Supplied material →
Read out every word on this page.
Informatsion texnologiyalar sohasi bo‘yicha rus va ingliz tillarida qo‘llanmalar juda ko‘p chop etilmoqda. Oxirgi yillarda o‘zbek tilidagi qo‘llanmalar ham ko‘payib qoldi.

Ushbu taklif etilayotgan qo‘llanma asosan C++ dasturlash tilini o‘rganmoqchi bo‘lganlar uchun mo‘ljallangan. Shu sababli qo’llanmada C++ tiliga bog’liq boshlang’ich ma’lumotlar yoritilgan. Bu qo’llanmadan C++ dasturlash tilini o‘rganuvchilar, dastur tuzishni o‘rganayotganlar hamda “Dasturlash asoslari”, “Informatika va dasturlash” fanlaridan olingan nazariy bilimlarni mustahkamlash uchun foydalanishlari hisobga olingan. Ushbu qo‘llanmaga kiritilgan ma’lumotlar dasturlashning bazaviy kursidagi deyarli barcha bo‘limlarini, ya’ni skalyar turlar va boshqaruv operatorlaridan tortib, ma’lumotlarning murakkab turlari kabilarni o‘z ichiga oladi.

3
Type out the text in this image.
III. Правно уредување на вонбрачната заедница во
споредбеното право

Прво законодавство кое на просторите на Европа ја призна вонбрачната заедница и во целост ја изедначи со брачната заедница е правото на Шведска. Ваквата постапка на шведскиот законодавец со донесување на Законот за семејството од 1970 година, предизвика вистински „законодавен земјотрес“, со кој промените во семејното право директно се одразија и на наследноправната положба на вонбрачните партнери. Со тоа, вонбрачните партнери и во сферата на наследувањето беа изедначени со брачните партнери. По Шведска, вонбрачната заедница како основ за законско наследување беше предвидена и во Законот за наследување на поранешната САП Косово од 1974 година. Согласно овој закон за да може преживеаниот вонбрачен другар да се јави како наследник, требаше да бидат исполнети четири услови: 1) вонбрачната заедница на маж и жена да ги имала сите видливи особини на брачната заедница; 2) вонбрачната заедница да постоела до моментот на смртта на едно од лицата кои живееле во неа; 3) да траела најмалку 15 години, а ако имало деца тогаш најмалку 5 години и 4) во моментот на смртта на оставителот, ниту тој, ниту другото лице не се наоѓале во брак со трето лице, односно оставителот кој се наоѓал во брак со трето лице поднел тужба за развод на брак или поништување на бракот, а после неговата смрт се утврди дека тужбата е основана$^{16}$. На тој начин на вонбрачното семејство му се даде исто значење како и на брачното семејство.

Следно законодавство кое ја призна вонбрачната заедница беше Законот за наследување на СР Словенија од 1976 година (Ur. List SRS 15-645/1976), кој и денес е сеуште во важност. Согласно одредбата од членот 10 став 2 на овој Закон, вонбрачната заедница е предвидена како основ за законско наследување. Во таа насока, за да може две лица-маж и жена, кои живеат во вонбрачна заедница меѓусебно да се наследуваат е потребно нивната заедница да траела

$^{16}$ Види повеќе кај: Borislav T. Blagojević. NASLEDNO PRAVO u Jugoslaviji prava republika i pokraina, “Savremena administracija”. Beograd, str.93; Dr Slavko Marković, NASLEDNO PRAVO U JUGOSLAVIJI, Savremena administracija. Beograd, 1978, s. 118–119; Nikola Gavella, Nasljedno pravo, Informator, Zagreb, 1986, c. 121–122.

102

Exercise instructions → Copy all lines of the material above where the string "this" occurs.

Finished exercise →
Read out every word on this page.
Type out the text in this image.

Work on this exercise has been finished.